### What is needed
Would you copy out the whole listing exactly as given?

[Collected data]
----------------

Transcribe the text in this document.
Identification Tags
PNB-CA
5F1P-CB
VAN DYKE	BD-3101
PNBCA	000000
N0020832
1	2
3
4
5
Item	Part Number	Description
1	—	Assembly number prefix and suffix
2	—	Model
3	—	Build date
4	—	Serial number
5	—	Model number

----------------

### Full output
Transcribe the text in this document.
Identification Tags
PNB-CA
5F1P-CB
VAN DYKE	BD-3101
PNBCA	000000
N0020832
1	2
3
4
5
Item	Part Number	Description
1	—	Assembly number prefix and suffix
2	—	Model
3	—	Build date
4	—	Serial number
5	—	Model number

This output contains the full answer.